- WHAT TO DO -
Copy out all the lines where "true" shows up.

- RECORDED DATA -
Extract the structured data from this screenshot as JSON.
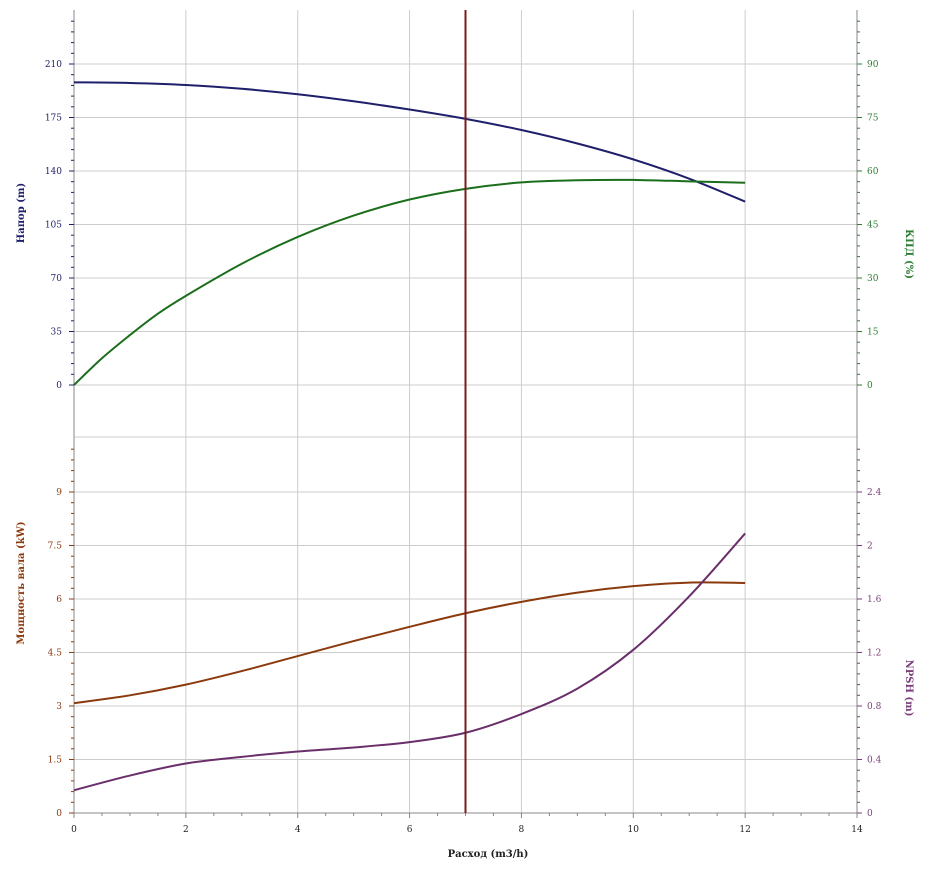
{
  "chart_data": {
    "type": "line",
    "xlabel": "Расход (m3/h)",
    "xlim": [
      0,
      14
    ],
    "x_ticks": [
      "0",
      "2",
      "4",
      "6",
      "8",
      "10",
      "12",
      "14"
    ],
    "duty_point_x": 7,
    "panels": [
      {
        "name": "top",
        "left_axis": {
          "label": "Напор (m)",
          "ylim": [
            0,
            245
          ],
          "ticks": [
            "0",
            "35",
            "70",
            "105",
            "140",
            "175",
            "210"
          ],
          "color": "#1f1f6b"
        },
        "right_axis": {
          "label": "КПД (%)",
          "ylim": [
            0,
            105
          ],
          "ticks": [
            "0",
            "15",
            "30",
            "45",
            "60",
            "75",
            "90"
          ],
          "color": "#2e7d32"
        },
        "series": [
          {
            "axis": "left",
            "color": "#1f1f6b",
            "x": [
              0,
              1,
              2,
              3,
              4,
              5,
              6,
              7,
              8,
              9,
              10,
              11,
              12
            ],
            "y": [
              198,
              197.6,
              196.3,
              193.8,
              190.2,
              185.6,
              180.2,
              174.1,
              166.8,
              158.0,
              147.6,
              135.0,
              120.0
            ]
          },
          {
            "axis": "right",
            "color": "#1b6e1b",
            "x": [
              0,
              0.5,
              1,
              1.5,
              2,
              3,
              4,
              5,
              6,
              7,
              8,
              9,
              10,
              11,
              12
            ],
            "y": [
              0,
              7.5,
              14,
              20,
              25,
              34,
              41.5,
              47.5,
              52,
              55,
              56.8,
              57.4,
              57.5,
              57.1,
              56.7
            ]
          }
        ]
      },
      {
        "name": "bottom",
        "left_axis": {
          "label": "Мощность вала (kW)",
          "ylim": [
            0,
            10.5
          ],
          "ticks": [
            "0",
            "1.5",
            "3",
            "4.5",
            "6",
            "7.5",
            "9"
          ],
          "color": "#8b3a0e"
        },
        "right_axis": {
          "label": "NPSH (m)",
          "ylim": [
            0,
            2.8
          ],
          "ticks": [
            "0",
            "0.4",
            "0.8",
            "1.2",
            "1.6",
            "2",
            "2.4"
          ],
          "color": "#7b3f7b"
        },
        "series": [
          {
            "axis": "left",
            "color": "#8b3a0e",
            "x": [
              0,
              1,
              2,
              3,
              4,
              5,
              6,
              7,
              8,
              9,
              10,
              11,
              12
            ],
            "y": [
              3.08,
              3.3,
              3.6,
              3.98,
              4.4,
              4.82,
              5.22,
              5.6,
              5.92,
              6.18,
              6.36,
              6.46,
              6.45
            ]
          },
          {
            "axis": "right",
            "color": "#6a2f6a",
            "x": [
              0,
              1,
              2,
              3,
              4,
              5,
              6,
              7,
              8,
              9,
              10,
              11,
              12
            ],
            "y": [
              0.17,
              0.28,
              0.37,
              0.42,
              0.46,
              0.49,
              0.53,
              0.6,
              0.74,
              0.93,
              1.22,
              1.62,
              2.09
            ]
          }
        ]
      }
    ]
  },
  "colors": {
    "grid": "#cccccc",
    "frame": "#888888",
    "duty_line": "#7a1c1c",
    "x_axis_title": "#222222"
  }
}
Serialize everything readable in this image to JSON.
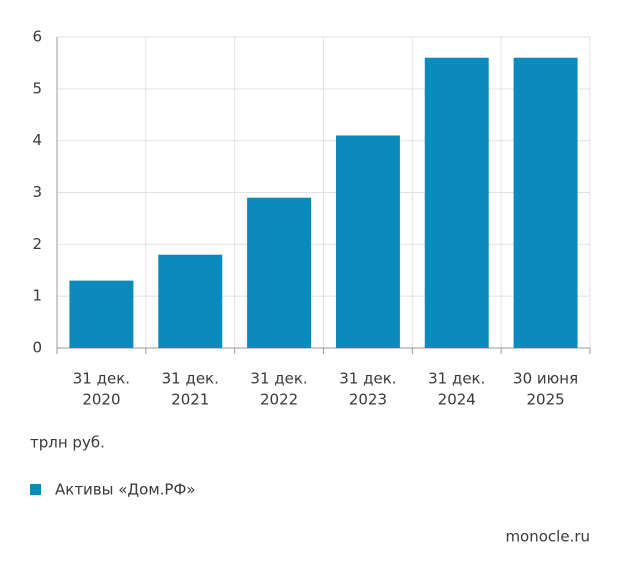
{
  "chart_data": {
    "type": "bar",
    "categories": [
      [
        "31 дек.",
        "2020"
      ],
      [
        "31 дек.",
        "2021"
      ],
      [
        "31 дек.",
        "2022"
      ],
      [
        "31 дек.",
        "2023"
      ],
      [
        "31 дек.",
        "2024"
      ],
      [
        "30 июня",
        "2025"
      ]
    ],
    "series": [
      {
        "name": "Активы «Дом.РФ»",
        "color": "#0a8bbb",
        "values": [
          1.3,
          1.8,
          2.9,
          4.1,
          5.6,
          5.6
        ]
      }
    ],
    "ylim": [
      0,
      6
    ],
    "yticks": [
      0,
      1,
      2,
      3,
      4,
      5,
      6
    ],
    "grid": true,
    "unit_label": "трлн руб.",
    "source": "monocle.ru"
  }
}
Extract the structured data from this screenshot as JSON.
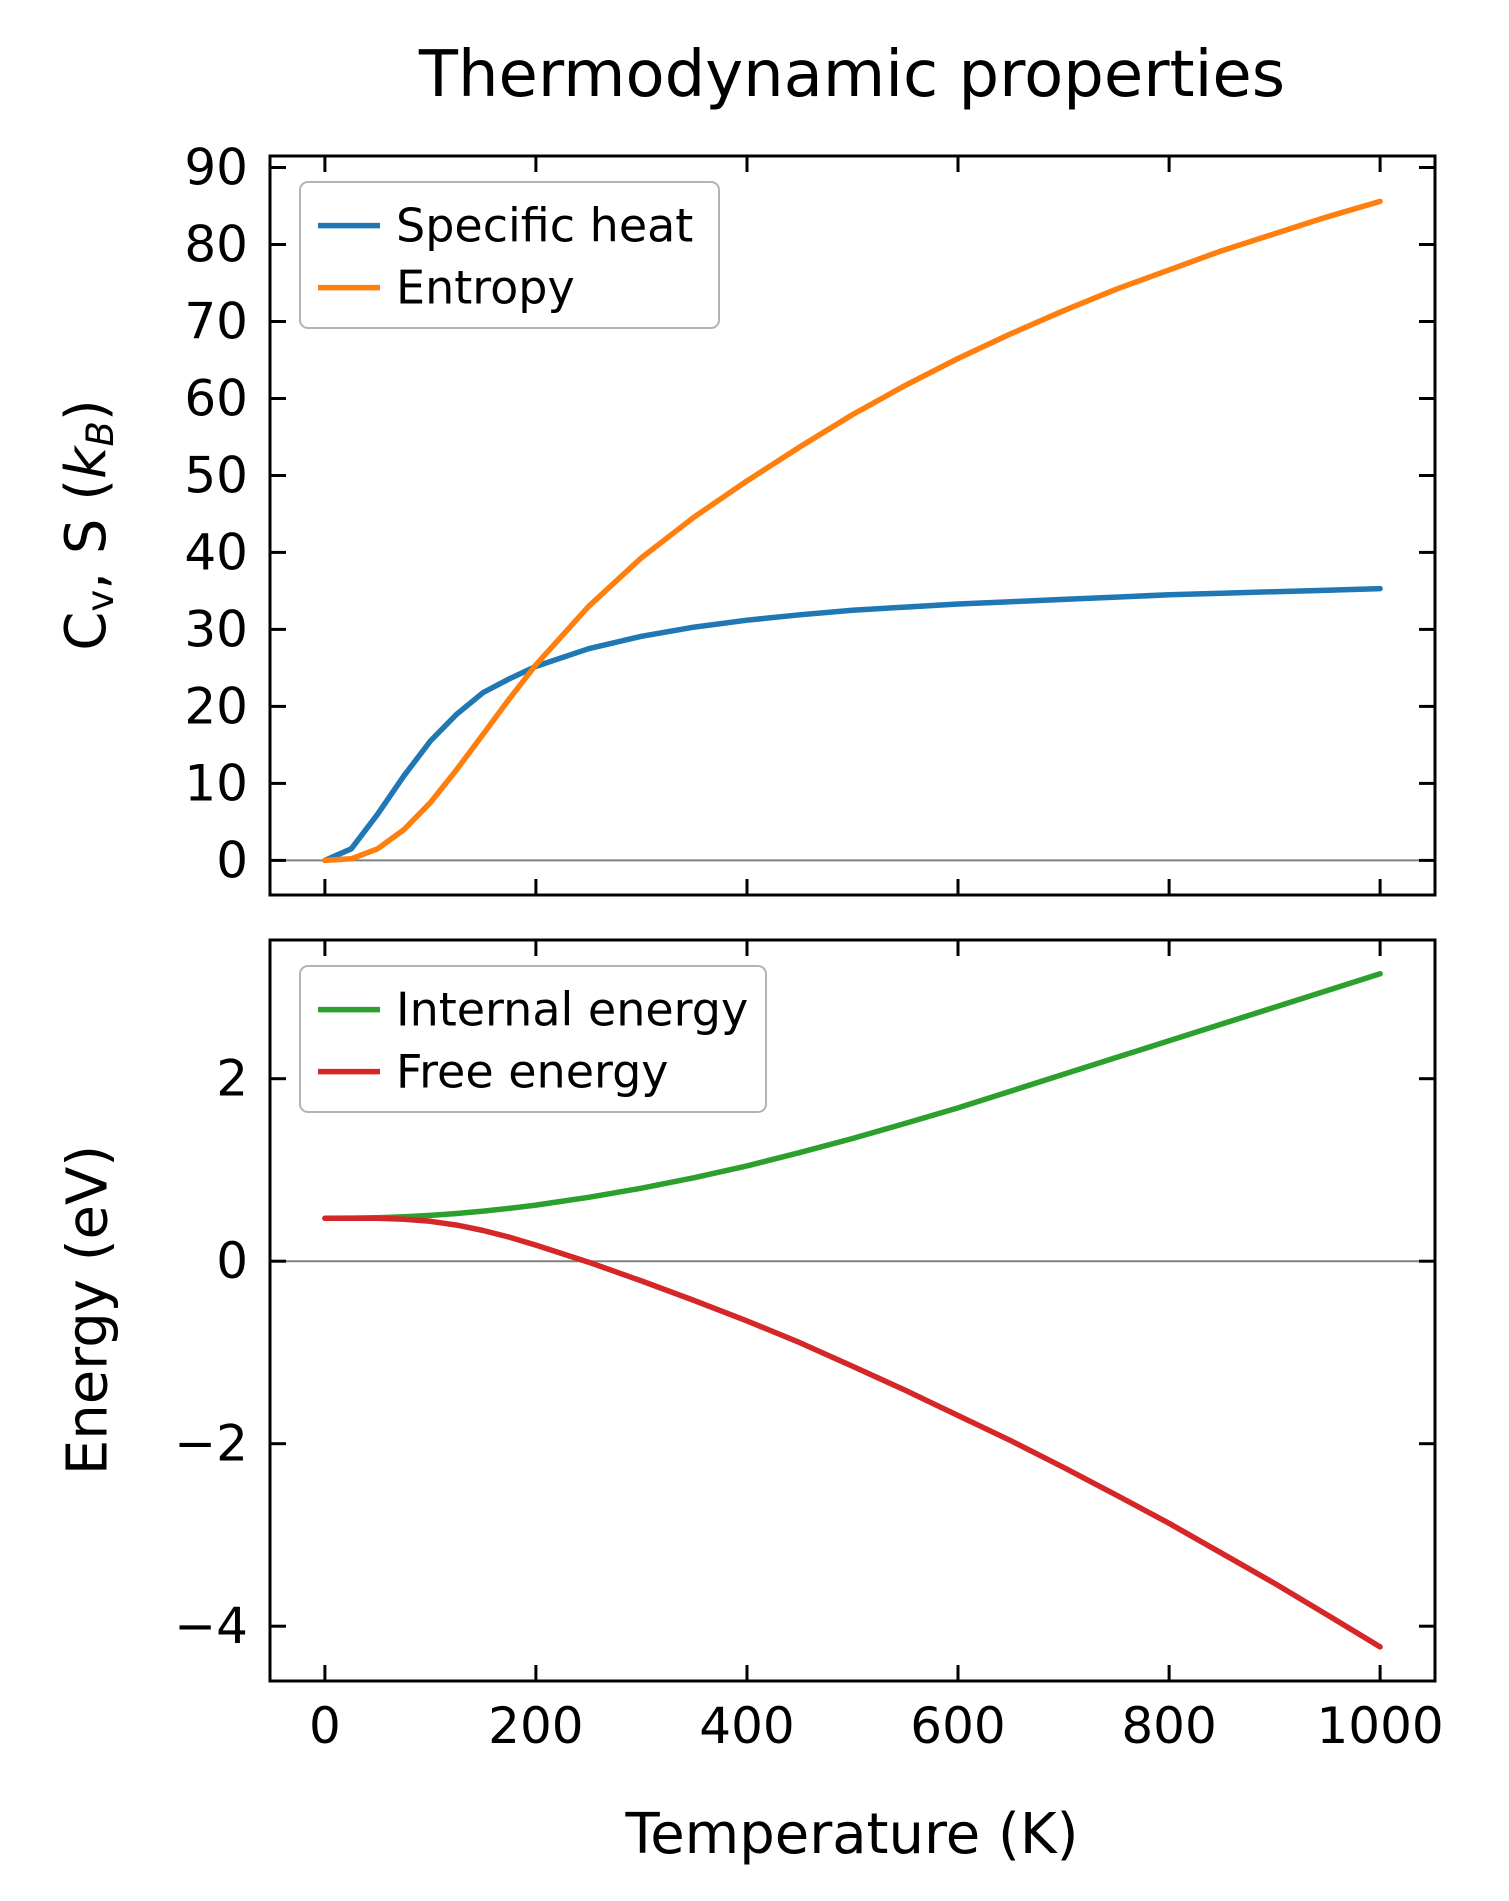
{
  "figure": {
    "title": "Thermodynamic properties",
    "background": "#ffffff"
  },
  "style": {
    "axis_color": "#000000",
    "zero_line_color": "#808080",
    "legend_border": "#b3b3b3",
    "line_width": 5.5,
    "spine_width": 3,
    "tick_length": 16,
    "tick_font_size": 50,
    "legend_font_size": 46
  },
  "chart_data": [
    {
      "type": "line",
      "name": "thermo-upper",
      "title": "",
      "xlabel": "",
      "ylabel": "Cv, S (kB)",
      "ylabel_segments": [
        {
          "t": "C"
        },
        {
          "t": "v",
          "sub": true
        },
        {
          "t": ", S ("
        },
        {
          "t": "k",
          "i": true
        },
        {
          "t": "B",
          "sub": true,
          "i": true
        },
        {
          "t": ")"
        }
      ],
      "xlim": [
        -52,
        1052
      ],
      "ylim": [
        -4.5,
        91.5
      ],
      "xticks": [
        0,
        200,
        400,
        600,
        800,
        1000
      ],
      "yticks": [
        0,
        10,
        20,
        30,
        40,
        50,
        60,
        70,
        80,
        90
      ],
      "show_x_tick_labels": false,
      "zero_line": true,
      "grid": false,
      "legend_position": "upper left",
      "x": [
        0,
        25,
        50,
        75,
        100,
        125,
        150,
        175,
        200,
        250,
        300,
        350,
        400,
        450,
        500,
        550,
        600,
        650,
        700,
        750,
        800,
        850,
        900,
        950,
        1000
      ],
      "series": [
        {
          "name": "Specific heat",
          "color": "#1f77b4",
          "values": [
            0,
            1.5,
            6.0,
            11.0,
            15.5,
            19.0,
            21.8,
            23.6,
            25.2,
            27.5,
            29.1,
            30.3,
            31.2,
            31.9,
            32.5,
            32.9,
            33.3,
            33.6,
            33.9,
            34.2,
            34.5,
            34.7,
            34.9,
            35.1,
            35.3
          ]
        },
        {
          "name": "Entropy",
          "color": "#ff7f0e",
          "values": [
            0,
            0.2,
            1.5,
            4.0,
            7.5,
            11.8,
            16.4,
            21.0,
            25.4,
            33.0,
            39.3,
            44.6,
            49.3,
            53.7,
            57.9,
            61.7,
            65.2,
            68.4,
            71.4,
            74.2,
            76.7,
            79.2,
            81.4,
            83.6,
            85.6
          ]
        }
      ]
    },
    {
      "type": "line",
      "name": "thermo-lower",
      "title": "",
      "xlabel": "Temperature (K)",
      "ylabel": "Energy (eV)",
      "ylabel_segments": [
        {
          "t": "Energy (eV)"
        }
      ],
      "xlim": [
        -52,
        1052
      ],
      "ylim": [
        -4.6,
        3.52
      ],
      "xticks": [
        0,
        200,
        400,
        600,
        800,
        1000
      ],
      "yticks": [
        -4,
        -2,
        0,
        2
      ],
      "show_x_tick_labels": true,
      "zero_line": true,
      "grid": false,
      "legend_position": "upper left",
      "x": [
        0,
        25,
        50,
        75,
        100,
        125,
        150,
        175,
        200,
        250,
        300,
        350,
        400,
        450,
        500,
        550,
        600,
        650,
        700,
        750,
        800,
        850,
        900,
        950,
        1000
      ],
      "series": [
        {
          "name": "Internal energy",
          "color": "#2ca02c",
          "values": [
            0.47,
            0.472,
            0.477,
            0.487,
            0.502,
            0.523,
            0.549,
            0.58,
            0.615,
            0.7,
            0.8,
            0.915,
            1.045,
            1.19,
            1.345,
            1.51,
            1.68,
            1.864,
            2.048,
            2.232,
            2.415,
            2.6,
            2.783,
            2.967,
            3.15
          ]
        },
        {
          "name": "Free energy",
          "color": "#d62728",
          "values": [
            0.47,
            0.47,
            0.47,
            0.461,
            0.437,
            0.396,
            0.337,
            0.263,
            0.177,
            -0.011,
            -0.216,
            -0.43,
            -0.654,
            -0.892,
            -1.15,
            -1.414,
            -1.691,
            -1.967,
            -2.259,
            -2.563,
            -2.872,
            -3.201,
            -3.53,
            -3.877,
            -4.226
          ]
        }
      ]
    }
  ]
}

- WRITTEN RESPONSE -
    "grid": true,
          "sub": true
          "i": true
          "sub": true,
          "i": true
      "zero_line": true,
      "show_x_tick_labels": true,
      "zero_line": true,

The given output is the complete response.